* **EXERCISE INSTRUCTIONS**: Please restate the following records word for word.

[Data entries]
◇ ◇ ◇ ◇ ◇

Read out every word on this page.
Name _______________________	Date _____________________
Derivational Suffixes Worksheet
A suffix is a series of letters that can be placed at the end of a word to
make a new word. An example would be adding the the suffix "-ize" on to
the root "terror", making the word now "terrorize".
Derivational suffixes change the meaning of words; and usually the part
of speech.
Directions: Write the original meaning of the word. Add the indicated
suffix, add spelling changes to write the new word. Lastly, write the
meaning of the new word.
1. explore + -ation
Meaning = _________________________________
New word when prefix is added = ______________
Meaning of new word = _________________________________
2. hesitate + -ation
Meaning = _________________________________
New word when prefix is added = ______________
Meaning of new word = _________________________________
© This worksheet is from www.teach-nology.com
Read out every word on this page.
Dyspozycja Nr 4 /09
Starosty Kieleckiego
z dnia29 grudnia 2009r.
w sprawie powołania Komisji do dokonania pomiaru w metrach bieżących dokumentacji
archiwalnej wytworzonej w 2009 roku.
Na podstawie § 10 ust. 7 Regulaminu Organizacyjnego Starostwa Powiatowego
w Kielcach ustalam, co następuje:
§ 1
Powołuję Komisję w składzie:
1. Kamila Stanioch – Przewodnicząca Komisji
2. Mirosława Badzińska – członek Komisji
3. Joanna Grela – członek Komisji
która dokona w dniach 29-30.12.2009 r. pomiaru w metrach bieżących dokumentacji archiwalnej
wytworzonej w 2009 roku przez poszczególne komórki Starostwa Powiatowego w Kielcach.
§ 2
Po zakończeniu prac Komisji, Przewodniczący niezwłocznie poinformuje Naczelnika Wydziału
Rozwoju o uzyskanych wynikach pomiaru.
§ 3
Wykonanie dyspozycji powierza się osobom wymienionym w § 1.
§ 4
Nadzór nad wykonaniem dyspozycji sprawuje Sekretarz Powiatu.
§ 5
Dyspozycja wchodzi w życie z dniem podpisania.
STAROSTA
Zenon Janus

◇ ◇ ◇ ◇ ◇

* **EXERCISE OUTPUT**:
Read out every word on this page.
Name _______________________	Date _____________________
Derivational Suffixes Worksheet
A suffix is a series of letters that can be placed at the end of a word to
make a new word. An example would be adding the the suffix "-ize" on to
the root "terror", making the word now "terrorize".
Derivational suffixes change the meaning of words; and usually the part
of speech.
Directions: Write the original meaning of the word. Add the indicated
suffix, add spelling changes to write the new word. Lastly, write the
meaning of the new word.
1. explore + -ation
Meaning = _________________________________
New word when prefix is added = ______________
Meaning of new word = _________________________________
2. hesitate + -ation
Meaning = _________________________________
New word when prefix is added = ______________
Meaning of new word = _________________________________
© This worksheet is from www.teach-nology.com
Read out every word on this page.
Dyspozycja Nr 4 /09
Starosty Kieleckiego
z dnia29 grudnia 2009r.
w sprawie powołania Komisji do dokonania pomiaru w metrach bieżących dokumentacji
archiwalnej wytworzonej w 2009 roku.
Na podstawie § 10 ust. 7 Regulaminu Organizacyjnego Starostwa Powiatowego
w Kielcach ustalam, co następuje:
§ 1
Powołuję Komisję w składzie:
1. Kamila Stanioch – Przewodnicząca Komisji
2. Mirosława Badzińska – członek Komisji
3. Joanna Grela – członek Komisji
która dokona w dniach 29-30.12.2009 r. pomiaru w metrach bieżących dokumentacji archiwalnej
wytworzonej w 2009 roku przez poszczególne komórki Starostwa Powiatowego w Kielcach.
§ 2
Po zakończeniu prac Komisji, Przewodniczący niezwłocznie poinformuje Naczelnika Wydziału
Rozwoju o uzyskanych wynikach pomiaru.
§ 3
Wykonanie dyspozycji powierza się osobom wymienionym w § 1.
§ 4
Nadzór nad wykonaniem dyspozycji sprawuje Sekretarz Powiatu.
§ 5
Dyspozycja wchodzi w życie z dniem podpisania.
STAROSTA
Zenon Janus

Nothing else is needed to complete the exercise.